◆ **Request**: Reproduce the material in full, unchanged.

######

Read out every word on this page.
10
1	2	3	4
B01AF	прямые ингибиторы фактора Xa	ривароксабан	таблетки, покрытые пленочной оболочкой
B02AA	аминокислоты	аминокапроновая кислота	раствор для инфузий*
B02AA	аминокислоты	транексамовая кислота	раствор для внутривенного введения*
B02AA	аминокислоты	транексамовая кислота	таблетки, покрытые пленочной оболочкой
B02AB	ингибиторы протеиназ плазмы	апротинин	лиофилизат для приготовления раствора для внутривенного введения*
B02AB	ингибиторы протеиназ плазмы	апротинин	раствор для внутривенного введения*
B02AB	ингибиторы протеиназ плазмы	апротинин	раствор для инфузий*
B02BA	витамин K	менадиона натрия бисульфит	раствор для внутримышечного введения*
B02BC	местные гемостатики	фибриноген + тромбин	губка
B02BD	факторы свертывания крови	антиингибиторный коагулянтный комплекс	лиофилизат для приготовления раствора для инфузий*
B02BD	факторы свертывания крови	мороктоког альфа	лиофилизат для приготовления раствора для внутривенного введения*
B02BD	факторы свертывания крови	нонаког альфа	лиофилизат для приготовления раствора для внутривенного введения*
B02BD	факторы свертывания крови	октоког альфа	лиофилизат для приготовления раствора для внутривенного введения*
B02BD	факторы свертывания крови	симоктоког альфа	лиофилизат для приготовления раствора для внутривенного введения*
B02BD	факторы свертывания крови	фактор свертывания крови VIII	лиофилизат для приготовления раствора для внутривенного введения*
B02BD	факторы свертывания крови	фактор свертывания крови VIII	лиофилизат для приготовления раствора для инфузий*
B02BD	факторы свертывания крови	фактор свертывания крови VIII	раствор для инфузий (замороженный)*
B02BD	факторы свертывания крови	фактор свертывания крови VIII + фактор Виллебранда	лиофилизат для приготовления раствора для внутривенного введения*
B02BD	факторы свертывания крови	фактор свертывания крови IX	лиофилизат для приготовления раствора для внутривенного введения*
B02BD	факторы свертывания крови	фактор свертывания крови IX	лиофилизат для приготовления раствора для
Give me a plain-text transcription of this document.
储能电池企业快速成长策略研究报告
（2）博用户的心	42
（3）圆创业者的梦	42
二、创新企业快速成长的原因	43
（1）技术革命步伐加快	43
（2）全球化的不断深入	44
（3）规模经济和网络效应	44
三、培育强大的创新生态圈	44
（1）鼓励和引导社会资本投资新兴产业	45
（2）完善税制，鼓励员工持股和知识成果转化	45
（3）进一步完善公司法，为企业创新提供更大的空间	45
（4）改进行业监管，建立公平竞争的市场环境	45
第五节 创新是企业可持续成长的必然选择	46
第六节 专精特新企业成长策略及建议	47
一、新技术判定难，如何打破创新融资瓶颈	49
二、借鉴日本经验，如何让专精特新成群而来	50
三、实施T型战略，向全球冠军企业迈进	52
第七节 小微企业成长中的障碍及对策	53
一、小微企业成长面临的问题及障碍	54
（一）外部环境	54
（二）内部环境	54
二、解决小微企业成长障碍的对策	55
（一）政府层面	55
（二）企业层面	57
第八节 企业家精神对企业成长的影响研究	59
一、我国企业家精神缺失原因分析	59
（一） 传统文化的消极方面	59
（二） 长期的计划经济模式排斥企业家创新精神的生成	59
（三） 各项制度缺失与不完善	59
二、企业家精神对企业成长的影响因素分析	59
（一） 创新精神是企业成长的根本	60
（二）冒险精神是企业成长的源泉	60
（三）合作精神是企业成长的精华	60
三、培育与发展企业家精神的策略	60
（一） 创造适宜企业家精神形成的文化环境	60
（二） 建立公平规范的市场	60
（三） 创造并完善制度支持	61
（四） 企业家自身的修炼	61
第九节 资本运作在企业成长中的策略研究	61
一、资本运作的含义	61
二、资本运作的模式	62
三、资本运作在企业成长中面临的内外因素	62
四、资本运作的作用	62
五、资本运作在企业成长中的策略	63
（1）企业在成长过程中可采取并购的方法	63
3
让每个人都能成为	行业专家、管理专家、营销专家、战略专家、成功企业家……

######

◆ **Written solution**:
Read out every word on this page.
10
1	2	3	4
B01AF	прямые ингибиторы фактора Xa	ривароксабан	таблетки, покрытые пленочной оболочкой
B02AA	аминокислоты	аминокапроновая кислота	раствор для инфузий*
B02AA	аминокислоты	транексамовая кислота	раствор для внутривенного введения*
B02AA	аминокислоты	транексамовая кислота	таблетки, покрытые пленочной оболочкой
B02AB	ингибиторы протеиназ плазмы	апротинин	лиофилизат для приготовления раствора для внутривенного введения*
B02AB	ингибиторы протеиназ плазмы	апротинин	раствор для внутривенного введения*
B02AB	ингибиторы протеиназ плазмы	апротинин	раствор для инфузий*
B02BA	витамин K	менадиона натрия бисульфит	раствор для внутримышечного введения*
B02BC	местные гемостатики	фибриноген + тромбин	губка
B02BD	факторы свертывания крови	антиингибиторный коагулянтный комплекс	лиофилизат для приготовления раствора для инфузий*
B02BD	факторы свертывания крови	мороктоког альфа	лиофилизат для приготовления раствора для внутривенного введения*
B02BD	факторы свертывания крови	нонаког альфа	лиофилизат для приготовления раствора для внутривенного введения*
B02BD	факторы свертывания крови	октоког альфа	лиофилизат для приготовления раствора для внутривенного введения*
B02BD	факторы свертывания крови	симоктоког альфа	лиофилизат для приготовления раствора для внутривенного введения*
B02BD	факторы свертывания крови	фактор свертывания крови VIII	лиофилизат для приготовления раствора для внутривенного введения*
B02BD	факторы свертывания крови	фактор свертывания крови VIII	лиофилизат для приготовления раствора для инфузий*
B02BD	факторы свертывания крови	фактор свертывания крови VIII	раствор для инфузий (замороженный)*
B02BD	факторы свертывания крови	фактор свертывания крови VIII + фактор Виллебранда	лиофилизат для приготовления раствора для внутривенного введения*
B02BD	факторы свертывания крови	фактор свертывания крови IX	лиофилизат для приготовления раствора для внутривенного введения*
B02BD	факторы свертывания крови	фактор свертывания крови IX	лиофилизат для приготовления раствора для
Give me a plain-text transcription of this document.
储能电池企业快速成长策略研究报告
（2）博用户的心	42
（3）圆创业者的梦	42
二、创新企业快速成长的原因	43
（1）技术革命步伐加快	43
（2）全球化的不断深入	44
（3）规模经济和网络效应	44
三、培育强大的创新生态圈	44
（1）鼓励和引导社会资本投资新兴产业	45
（2）完善税制，鼓励员工持股和知识成果转化	45
（3）进一步完善公司法，为企业创新提供更大的空间	45
（4）改进行业监管，建立公平竞争的市场环境	45
第五节 创新是企业可持续成长的必然选择	46
第六节 专精特新企业成长策略及建议	47
一、新技术判定难，如何打破创新融资瓶颈	49
二、借鉴日本经验，如何让专精特新成群而来	50
三、实施T型战略，向全球冠军企业迈进	52
第七节 小微企业成长中的障碍及对策	53
一、小微企业成长面临的问题及障碍	54
（一）外部环境	54
（二）内部环境	54
二、解决小微企业成长障碍的对策	55
（一）政府层面	55
（二）企业层面	57
第八节 企业家精神对企业成长的影响研究	59
一、我国企业家精神缺失原因分析	59
（一） 传统文化的消极方面	59
（二） 长期的计划经济模式排斥企业家创新精神的生成	59
（三） 各项制度缺失与不完善	59
二、企业家精神对企业成长的影响因素分析	59
（一） 创新精神是企业成长的根本	60
（二）冒险精神是企业成长的源泉	60
（三）合作精神是企业成长的精华	60
三、培育与发展企业家精神的策略	60
（一） 创造适宜企业家精神形成的文化环境	60
（二） 建立公平规范的市场	60
（三） 创造并完善制度支持	61
（四） 企业家自身的修炼	61
第九节 资本运作在企业成长中的策略研究	61
一、资本运作的含义	61
二、资本运作的模式	62
三、资本运作在企业成长中面临的内外因素	62
四、资本运作的作用	62
五、资本运作在企业成长中的策略	63
（1）企业在成长过程中可采取并购的方法	63
3
让每个人都能成为	行业专家、管理专家、营销专家、战略专家、成功企业家……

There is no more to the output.